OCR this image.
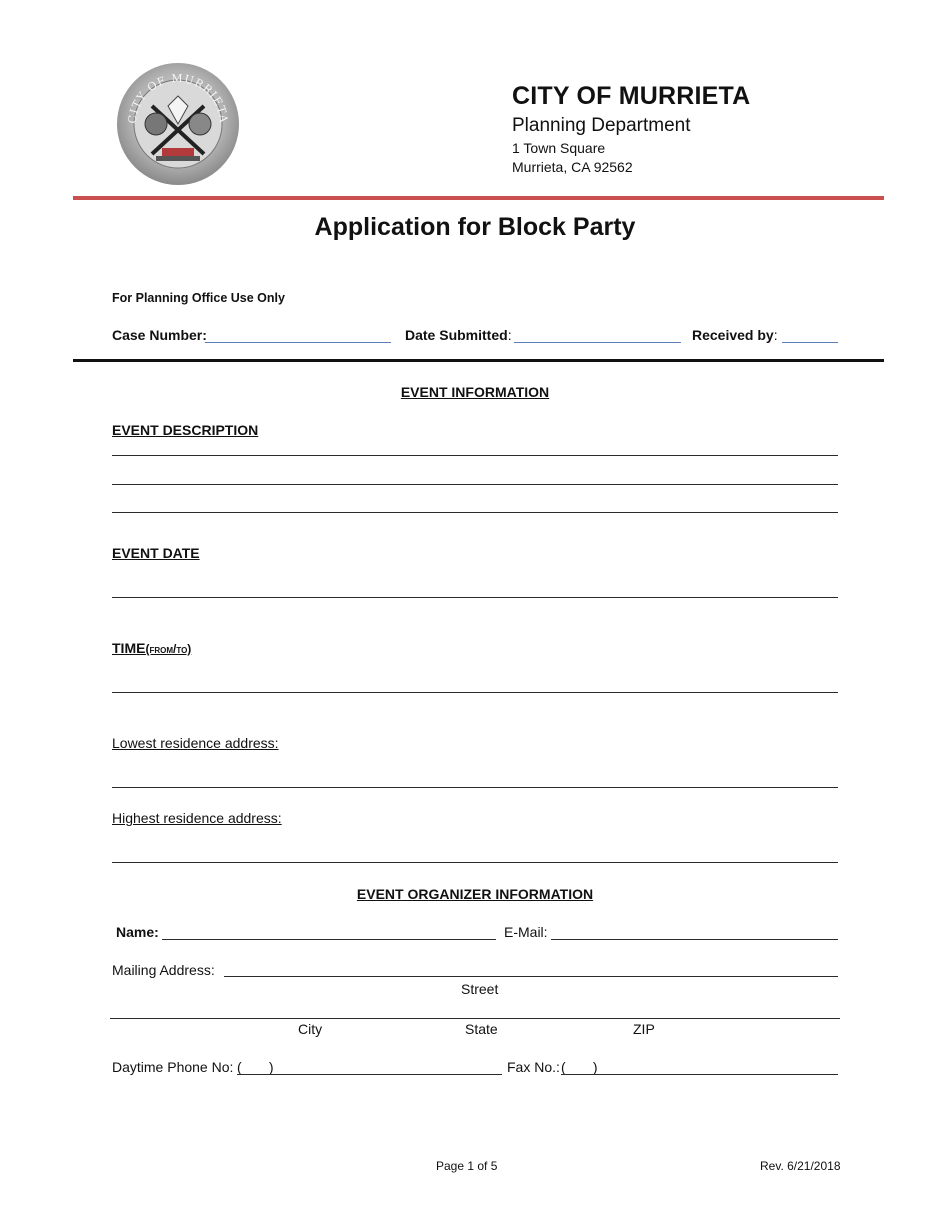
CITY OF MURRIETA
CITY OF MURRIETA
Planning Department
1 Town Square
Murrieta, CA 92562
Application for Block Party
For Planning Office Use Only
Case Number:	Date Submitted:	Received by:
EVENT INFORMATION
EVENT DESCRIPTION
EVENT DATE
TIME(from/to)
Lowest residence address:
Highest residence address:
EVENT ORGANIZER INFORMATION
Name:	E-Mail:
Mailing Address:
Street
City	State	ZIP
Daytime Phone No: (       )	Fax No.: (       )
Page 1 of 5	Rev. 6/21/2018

....................

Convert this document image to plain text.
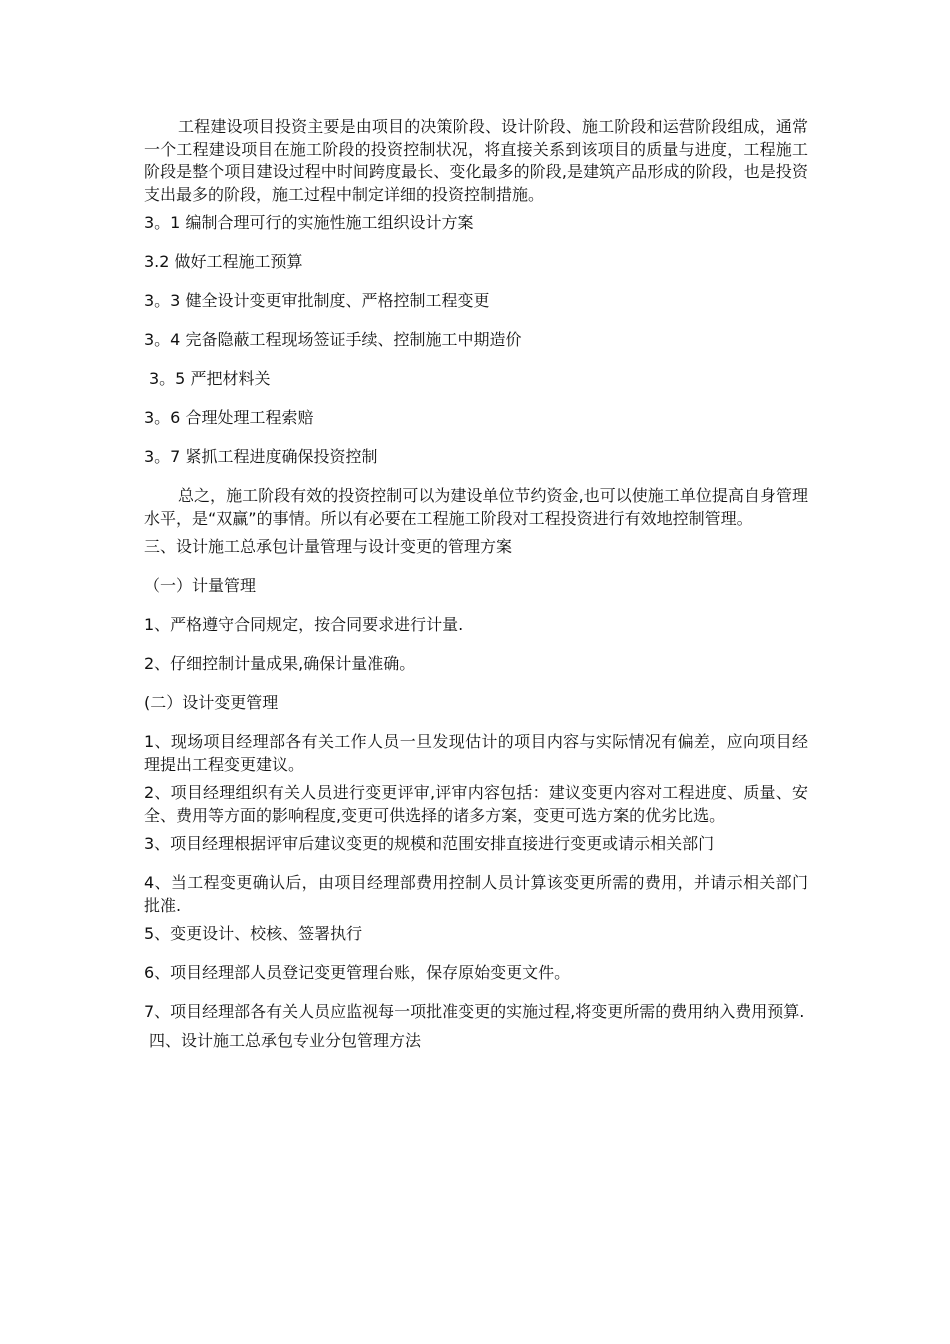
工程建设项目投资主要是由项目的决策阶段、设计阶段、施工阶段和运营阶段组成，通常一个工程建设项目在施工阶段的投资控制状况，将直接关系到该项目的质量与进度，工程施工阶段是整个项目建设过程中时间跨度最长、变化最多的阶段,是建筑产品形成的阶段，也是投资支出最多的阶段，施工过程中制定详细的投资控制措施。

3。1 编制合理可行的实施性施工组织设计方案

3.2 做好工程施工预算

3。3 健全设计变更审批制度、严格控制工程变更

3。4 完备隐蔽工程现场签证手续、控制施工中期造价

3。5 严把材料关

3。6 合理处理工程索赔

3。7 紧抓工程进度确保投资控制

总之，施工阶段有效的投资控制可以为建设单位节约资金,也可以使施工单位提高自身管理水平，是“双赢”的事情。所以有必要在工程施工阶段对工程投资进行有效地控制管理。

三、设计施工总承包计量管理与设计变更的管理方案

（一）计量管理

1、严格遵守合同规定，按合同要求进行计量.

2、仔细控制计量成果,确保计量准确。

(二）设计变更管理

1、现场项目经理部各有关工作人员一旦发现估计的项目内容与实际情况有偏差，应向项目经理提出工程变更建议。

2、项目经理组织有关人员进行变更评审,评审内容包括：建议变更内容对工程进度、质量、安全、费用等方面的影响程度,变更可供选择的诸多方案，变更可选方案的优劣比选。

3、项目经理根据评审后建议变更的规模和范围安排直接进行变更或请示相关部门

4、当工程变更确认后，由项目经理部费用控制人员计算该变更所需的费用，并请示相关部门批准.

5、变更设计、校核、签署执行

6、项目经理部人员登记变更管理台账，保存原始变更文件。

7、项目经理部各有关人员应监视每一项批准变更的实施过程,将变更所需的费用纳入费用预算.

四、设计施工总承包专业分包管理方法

....................

» TASK INSTRUCTIONS:
Extract all lines of the records above that include "this".

» WORKED SOLUTION:
OCR this image.
Convert this document image to plain text.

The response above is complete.